DATASET RECORDS -
━━━━━━
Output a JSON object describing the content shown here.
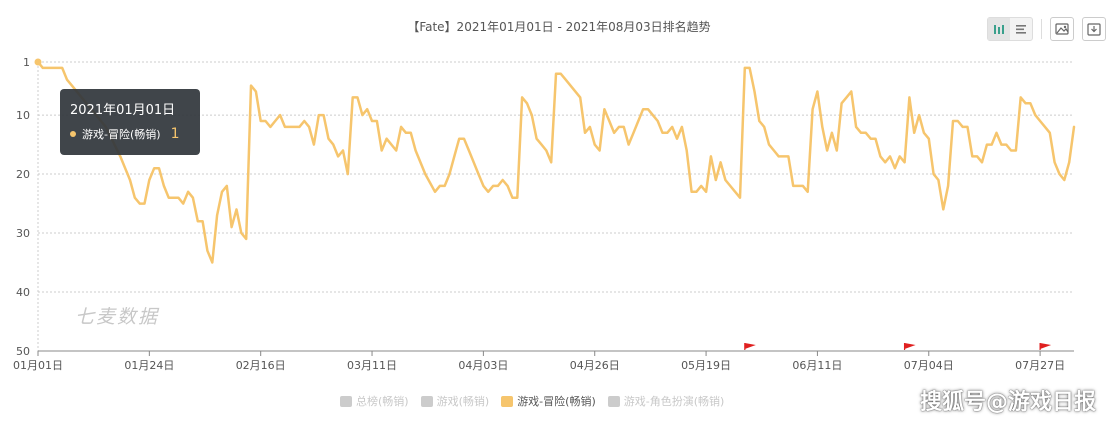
{
  "chart_data": {
    "type": "line",
    "title": "【Fate】2021年01月01日 - 2021年08月03日排名趋势",
    "x_start": "2021-01-01",
    "x_end": "2021-08-03",
    "x_ticks": [
      "01月01日",
      "01月24日",
      "02月16日",
      "03月11日",
      "04月03日",
      "04月26日",
      "05月19日",
      "06月11日",
      "07月04日",
      "07月27日"
    ],
    "y_ticks": [
      1,
      10,
      20,
      30,
      40,
      50
    ],
    "y_range": [
      1,
      50
    ],
    "y_inverted": true,
    "grid": true,
    "series": [
      {
        "name": "游戏-冒险(畅销)",
        "color": "#f6c56d",
        "points": [
          [
            "2021-01-01",
            1
          ],
          [
            "2021-01-02",
            2
          ],
          [
            "2021-01-06",
            2
          ],
          [
            "2021-01-07",
            4
          ],
          [
            "2021-01-08",
            5
          ],
          [
            "2021-01-10",
            7
          ],
          [
            "2021-01-12",
            9
          ],
          [
            "2021-01-15",
            12
          ],
          [
            "2021-01-18",
            17
          ],
          [
            "2021-01-20",
            21
          ],
          [
            "2021-01-21",
            24
          ],
          [
            "2021-01-22",
            25
          ],
          [
            "2021-01-23",
            25
          ],
          [
            "2021-01-24",
            21
          ],
          [
            "2021-01-25",
            19
          ],
          [
            "2021-01-26",
            19
          ],
          [
            "2021-01-27",
            22
          ],
          [
            "2021-01-28",
            24
          ],
          [
            "2021-01-30",
            24
          ],
          [
            "2021-01-31",
            25
          ],
          [
            "2021-02-01",
            23
          ],
          [
            "2021-02-02",
            24
          ],
          [
            "2021-02-03",
            28
          ],
          [
            "2021-02-04",
            28
          ],
          [
            "2021-02-05",
            33
          ],
          [
            "2021-02-06",
            35
          ],
          [
            "2021-02-07",
            27
          ],
          [
            "2021-02-08",
            23
          ],
          [
            "2021-02-09",
            22
          ],
          [
            "2021-02-10",
            29
          ],
          [
            "2021-02-11",
            26
          ],
          [
            "2021-02-12",
            30
          ],
          [
            "2021-02-13",
            31
          ],
          [
            "2021-02-14",
            5
          ],
          [
            "2021-02-15",
            6
          ],
          [
            "2021-02-16",
            11
          ],
          [
            "2021-02-17",
            11
          ],
          [
            "2021-02-18",
            12
          ],
          [
            "2021-02-19",
            11
          ],
          [
            "2021-02-20",
            10
          ],
          [
            "2021-02-21",
            12
          ],
          [
            "2021-02-23",
            12
          ],
          [
            "2021-02-24",
            12
          ],
          [
            "2021-02-25",
            11
          ],
          [
            "2021-02-26",
            12
          ],
          [
            "2021-02-27",
            15
          ],
          [
            "2021-02-28",
            10
          ],
          [
            "2021-03-01",
            10
          ],
          [
            "2021-03-02",
            14
          ],
          [
            "2021-03-03",
            15
          ],
          [
            "2021-03-04",
            17
          ],
          [
            "2021-03-05",
            16
          ],
          [
            "2021-03-06",
            20
          ],
          [
            "2021-03-07",
            7
          ],
          [
            "2021-03-08",
            7
          ],
          [
            "2021-03-09",
            10
          ],
          [
            "2021-03-10",
            9
          ],
          [
            "2021-03-11",
            11
          ],
          [
            "2021-03-12",
            11
          ],
          [
            "2021-03-13",
            16
          ],
          [
            "2021-03-14",
            14
          ],
          [
            "2021-03-16",
            16
          ],
          [
            "2021-03-17",
            12
          ],
          [
            "2021-03-18",
            13
          ],
          [
            "2021-03-19",
            13
          ],
          [
            "2021-03-20",
            16
          ],
          [
            "2021-03-22",
            20
          ],
          [
            "2021-03-24",
            23
          ],
          [
            "2021-03-25",
            22
          ],
          [
            "2021-03-26",
            22
          ],
          [
            "2021-03-27",
            20
          ],
          [
            "2021-03-28",
            17
          ],
          [
            "2021-03-29",
            14
          ],
          [
            "2021-03-30",
            14
          ],
          [
            "2021-03-31",
            16
          ],
          [
            "2021-04-01",
            18
          ],
          [
            "2021-04-02",
            20
          ],
          [
            "2021-04-03",
            22
          ],
          [
            "2021-04-04",
            23
          ],
          [
            "2021-04-05",
            22
          ],
          [
            "2021-04-06",
            22
          ],
          [
            "2021-04-07",
            21
          ],
          [
            "2021-04-08",
            22
          ],
          [
            "2021-04-09",
            24
          ],
          [
            "2021-04-10",
            24
          ],
          [
            "2021-04-11",
            7
          ],
          [
            "2021-04-12",
            8
          ],
          [
            "2021-04-13",
            10
          ],
          [
            "2021-04-14",
            14
          ],
          [
            "2021-04-15",
            15
          ],
          [
            "2021-04-16",
            16
          ],
          [
            "2021-04-17",
            18
          ],
          [
            "2021-04-18",
            3
          ],
          [
            "2021-04-19",
            3
          ],
          [
            "2021-04-20",
            4
          ],
          [
            "2021-04-23",
            7
          ],
          [
            "2021-04-24",
            13
          ],
          [
            "2021-04-25",
            12
          ],
          [
            "2021-04-26",
            15
          ],
          [
            "2021-04-27",
            16
          ],
          [
            "2021-04-28",
            9
          ],
          [
            "2021-04-29",
            11
          ],
          [
            "2021-04-30",
            13
          ],
          [
            "2021-05-01",
            12
          ],
          [
            "2021-05-02",
            12
          ],
          [
            "2021-05-03",
            15
          ],
          [
            "2021-05-04",
            13
          ],
          [
            "2021-05-06",
            9
          ],
          [
            "2021-05-07",
            9
          ],
          [
            "2021-05-08",
            10
          ],
          [
            "2021-05-09",
            11
          ],
          [
            "2021-05-10",
            13
          ],
          [
            "2021-05-11",
            13
          ],
          [
            "2021-05-12",
            12
          ],
          [
            "2021-05-13",
            14
          ],
          [
            "2021-05-14",
            12
          ],
          [
            "2021-05-15",
            16
          ],
          [
            "2021-05-16",
            23
          ],
          [
            "2021-05-17",
            23
          ],
          [
            "2021-05-18",
            22
          ],
          [
            "2021-05-19",
            23
          ],
          [
            "2021-05-20",
            17
          ],
          [
            "2021-05-21",
            21
          ],
          [
            "2021-05-22",
            18
          ],
          [
            "2021-05-23",
            21
          ],
          [
            "2021-05-26",
            24
          ],
          [
            "2021-05-27",
            2
          ],
          [
            "2021-05-28",
            2
          ],
          [
            "2021-05-29",
            6
          ],
          [
            "2021-05-30",
            11
          ],
          [
            "2021-05-31",
            12
          ],
          [
            "2021-06-01",
            15
          ],
          [
            "2021-06-02",
            16
          ],
          [
            "2021-06-03",
            17
          ],
          [
            "2021-06-05",
            17
          ],
          [
            "2021-06-06",
            22
          ],
          [
            "2021-06-08",
            22
          ],
          [
            "2021-06-09",
            23
          ],
          [
            "2021-06-10",
            9
          ],
          [
            "2021-06-11",
            6
          ],
          [
            "2021-06-12",
            12
          ],
          [
            "2021-06-13",
            16
          ],
          [
            "2021-06-14",
            13
          ],
          [
            "2021-06-15",
            16
          ],
          [
            "2021-06-16",
            8
          ],
          [
            "2021-06-17",
            7
          ],
          [
            "2021-06-18",
            6
          ],
          [
            "2021-06-19",
            12
          ],
          [
            "2021-06-20",
            13
          ],
          [
            "2021-06-21",
            13
          ],
          [
            "2021-06-22",
            14
          ],
          [
            "2021-06-23",
            14
          ],
          [
            "2021-06-24",
            17
          ],
          [
            "2021-06-25",
            18
          ],
          [
            "2021-06-26",
            17
          ],
          [
            "2021-06-27",
            19
          ],
          [
            "2021-06-28",
            17
          ],
          [
            "2021-06-29",
            18
          ],
          [
            "2021-06-30",
            7
          ],
          [
            "2021-07-01",
            13
          ],
          [
            "2021-07-02",
            10
          ],
          [
            "2021-07-03",
            13
          ],
          [
            "2021-07-04",
            14
          ],
          [
            "2021-07-05",
            20
          ],
          [
            "2021-07-06",
            21
          ],
          [
            "2021-07-07",
            26
          ],
          [
            "2021-07-08",
            22
          ],
          [
            "2021-07-09",
            11
          ],
          [
            "2021-07-10",
            11
          ],
          [
            "2021-07-11",
            12
          ],
          [
            "2021-07-12",
            12
          ],
          [
            "2021-07-13",
            17
          ],
          [
            "2021-07-14",
            17
          ],
          [
            "2021-07-15",
            18
          ],
          [
            "2021-07-16",
            15
          ],
          [
            "2021-07-17",
            15
          ],
          [
            "2021-07-18",
            13
          ],
          [
            "2021-07-19",
            15
          ],
          [
            "2021-07-20",
            15
          ],
          [
            "2021-07-21",
            16
          ],
          [
            "2021-07-22",
            16
          ],
          [
            "2021-07-23",
            7
          ],
          [
            "2021-07-24",
            8
          ],
          [
            "2021-07-25",
            8
          ],
          [
            "2021-07-26",
            10
          ],
          [
            "2021-07-27",
            11
          ],
          [
            "2021-07-28",
            12
          ],
          [
            "2021-07-29",
            13
          ],
          [
            "2021-07-30",
            18
          ],
          [
            "2021-07-31",
            20
          ],
          [
            "2021-08-01",
            21
          ],
          [
            "2021-08-02",
            18
          ],
          [
            "2021-08-03",
            12
          ]
        ]
      }
    ],
    "legend": {
      "placement": "bottom",
      "items": [
        {
          "label": "总榜(畅销)",
          "active": false
        },
        {
          "label": "游戏(畅销)",
          "active": false
        },
        {
          "label": "游戏-冒险(畅销)",
          "active": true
        },
        {
          "label": "游戏-角色扮演(畅销)",
          "active": false
        }
      ]
    },
    "markers": [
      {
        "date": "2021-05-27",
        "type": "flag",
        "color": "#e02020"
      },
      {
        "date": "2021-06-29",
        "type": "flag",
        "color": "#e02020"
      },
      {
        "date": "2021-07-27",
        "type": "flag",
        "color": "#e02020"
      }
    ]
  },
  "tooltip": {
    "date": "2021年01月01日",
    "series_label": "游戏-冒险(畅销)",
    "value": "1"
  },
  "watermark": "七麦数据",
  "credit": "搜狐号@游戏日报",
  "toolbar": {
    "icons": [
      "bar-chart-icon",
      "list-icon",
      "image-icon",
      "download-icon"
    ]
  },
  "colors": {
    "line": "#f6c56d",
    "grid": "#cccccc",
    "flag": "#e02020"
  }
}
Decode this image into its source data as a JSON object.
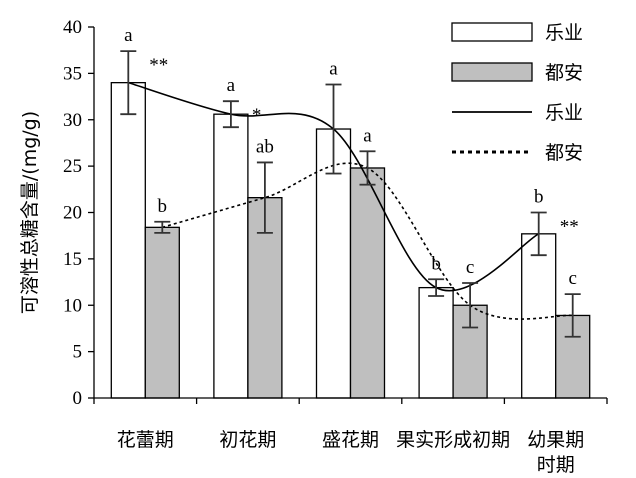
{
  "chart_data": {
    "type": "bar",
    "title": "",
    "xlabel": "",
    "ylabel": "可溶性总糖含量/(mg/g)",
    "ylim": [
      0,
      40
    ],
    "yticks": [
      0,
      5,
      10,
      15,
      20,
      25,
      30,
      35,
      40
    ],
    "ytick_labels": [
      "0",
      "5",
      "10",
      "15",
      "20",
      "25",
      "30",
      "35",
      "40"
    ],
    "categories": [
      [
        "花蕾期"
      ],
      [
        "初花期"
      ],
      [
        "盛花期"
      ],
      [
        "果实形成初期"
      ],
      [
        "幼果期",
        "时期"
      ]
    ],
    "legend_position": "top-right",
    "series": [
      {
        "name": "乐业",
        "kind": "bar",
        "fill": "#ffffff",
        "values": [
          34.0,
          30.6,
          29.0,
          11.9,
          17.7
        ],
        "errors": [
          3.4,
          1.4,
          4.8,
          0.9,
          2.3
        ],
        "sig": [
          "a",
          "a",
          "a",
          "b",
          "b"
        ]
      },
      {
        "name": "都安",
        "kind": "bar",
        "fill": "#bfbfbf",
        "values": [
          18.4,
          21.6,
          24.8,
          10.0,
          8.9
        ],
        "errors": [
          0.6,
          3.8,
          1.8,
          2.4,
          2.3
        ],
        "sig": [
          "b",
          "ab",
          "a",
          "c",
          "c"
        ]
      },
      {
        "name": "乐业",
        "kind": "line",
        "style": "solid",
        "color": "#000000",
        "values": [
          34.0,
          30.6,
          29.0,
          11.9,
          17.7
        ]
      },
      {
        "name": "都安",
        "kind": "line",
        "style": "dotted",
        "color": "#000000",
        "values": [
          18.4,
          21.6,
          24.8,
          10.0,
          8.9
        ]
      }
    ],
    "between_group_marks": [
      "**",
      "*",
      "",
      "",
      "**"
    ]
  }
}
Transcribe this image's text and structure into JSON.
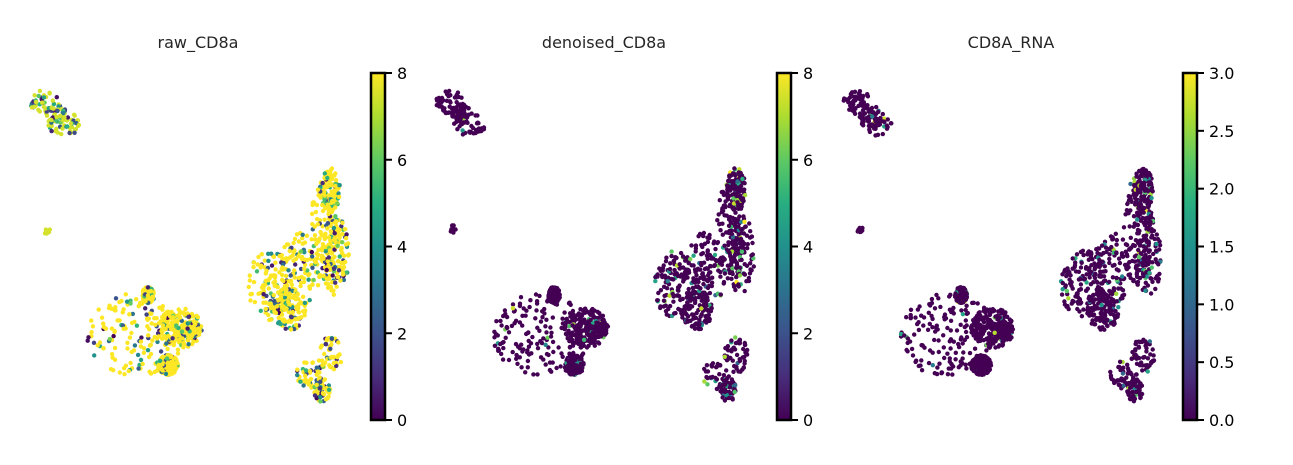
{
  "chart_data": [
    {
      "type": "scatter",
      "title": "raw_CD8a",
      "colormap": "viridis",
      "colorbar": {
        "min": 0,
        "max": 8,
        "ticks": [
          "0",
          "2",
          "4",
          "6",
          "8"
        ]
      },
      "clusters": [
        {
          "name": "top-small",
          "dominant_value": 7.5,
          "mixing": 0.35
        },
        {
          "name": "tiny-left",
          "dominant_value": 7.5,
          "mixing": 0.3
        },
        {
          "name": "right-large",
          "dominant_value": 8,
          "mixing": 0.3
        },
        {
          "name": "left-large",
          "dominant_value": 8,
          "mixing": 0.25
        },
        {
          "name": "bottom-right",
          "dominant_value": 8,
          "mixing": 0.35
        }
      ]
    },
    {
      "type": "scatter",
      "title": "denoised_CD8a",
      "colormap": "viridis",
      "colorbar": {
        "min": 0,
        "max": 8,
        "ticks": [
          "0",
          "2",
          "4",
          "6",
          "8"
        ]
      },
      "clusters": [
        {
          "name": "top-small",
          "dominant_value": 0,
          "mixing": 0.05
        },
        {
          "name": "tiny-left",
          "dominant_value": 0,
          "mixing": 0.0
        },
        {
          "name": "right-large",
          "dominant_value": 0,
          "mixing": 0.12
        },
        {
          "name": "left-large",
          "dominant_value": 0,
          "mixing": 0.05
        },
        {
          "name": "bottom-right",
          "dominant_value": 0,
          "mixing": 0.15
        }
      ]
    },
    {
      "type": "scatter",
      "title": "CD8A_RNA",
      "colormap": "viridis",
      "colorbar": {
        "min": 0.0,
        "max": 3.0,
        "ticks": [
          "0.0",
          "0.5",
          "1.0",
          "1.5",
          "2.0",
          "2.5",
          "3.0"
        ]
      },
      "clusters": [
        {
          "name": "top-small",
          "dominant_value": 0,
          "mixing": 0.05
        },
        {
          "name": "tiny-left",
          "dominant_value": 0,
          "mixing": 0.0
        },
        {
          "name": "right-large",
          "dominant_value": 0,
          "mixing": 0.1
        },
        {
          "name": "left-large",
          "dominant_value": 0,
          "mixing": 0.03
        },
        {
          "name": "bottom-right",
          "dominant_value": 0,
          "mixing": 0.12
        }
      ]
    }
  ]
}
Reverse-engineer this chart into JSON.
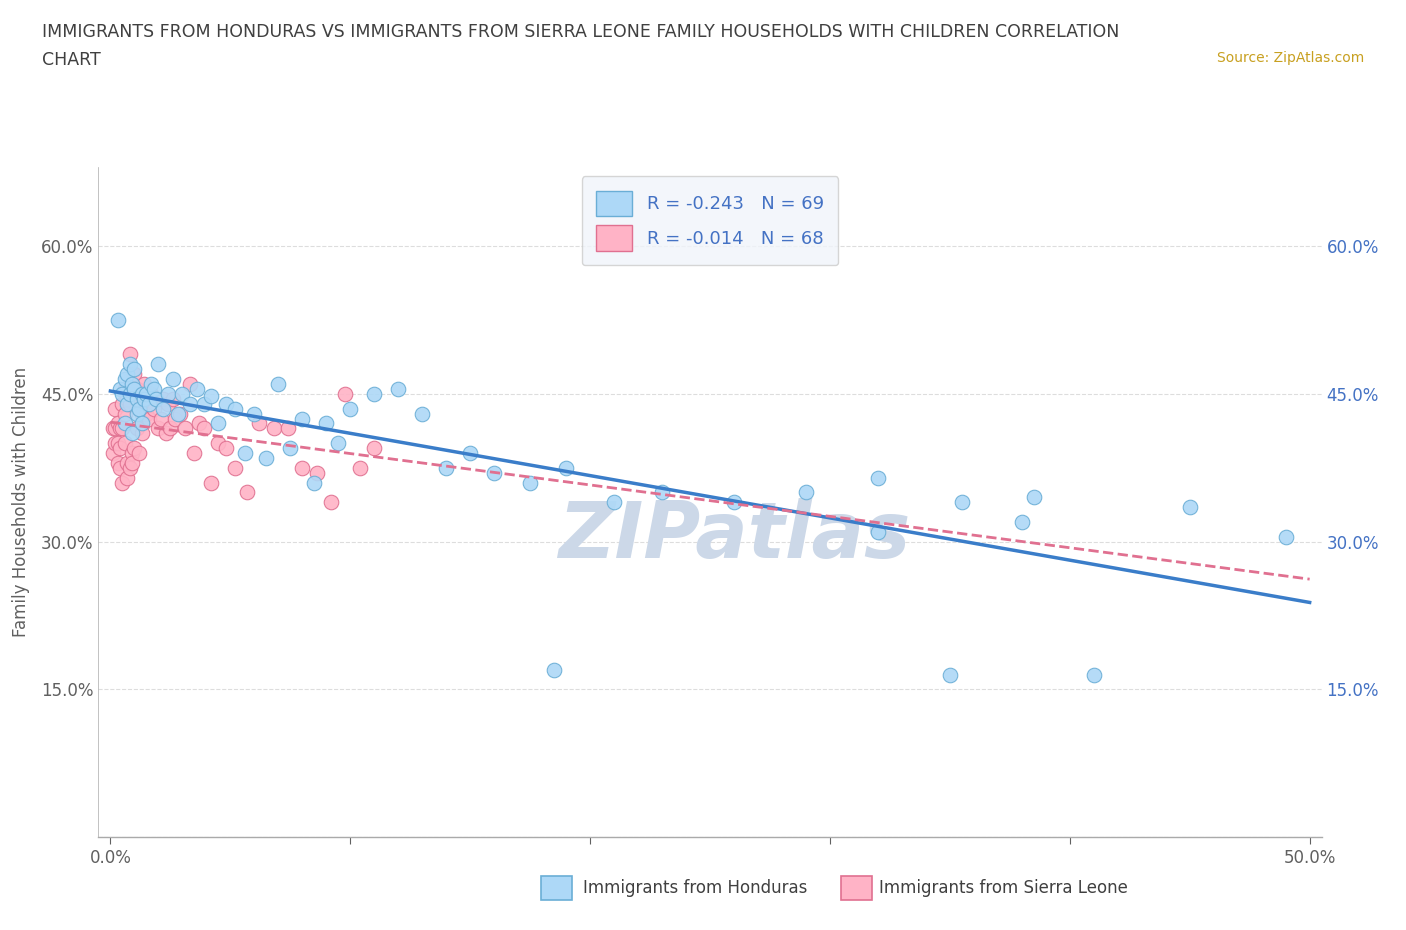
━━━━━━
YOUR INSTRUCTIONS - Copy out every line where the word "into" occurs.

SOLUTION -
Decode this image into its source data as a JSON object.
Transcribe this image's text and structure into JSON.
Reverse-engineer this chart into JSON.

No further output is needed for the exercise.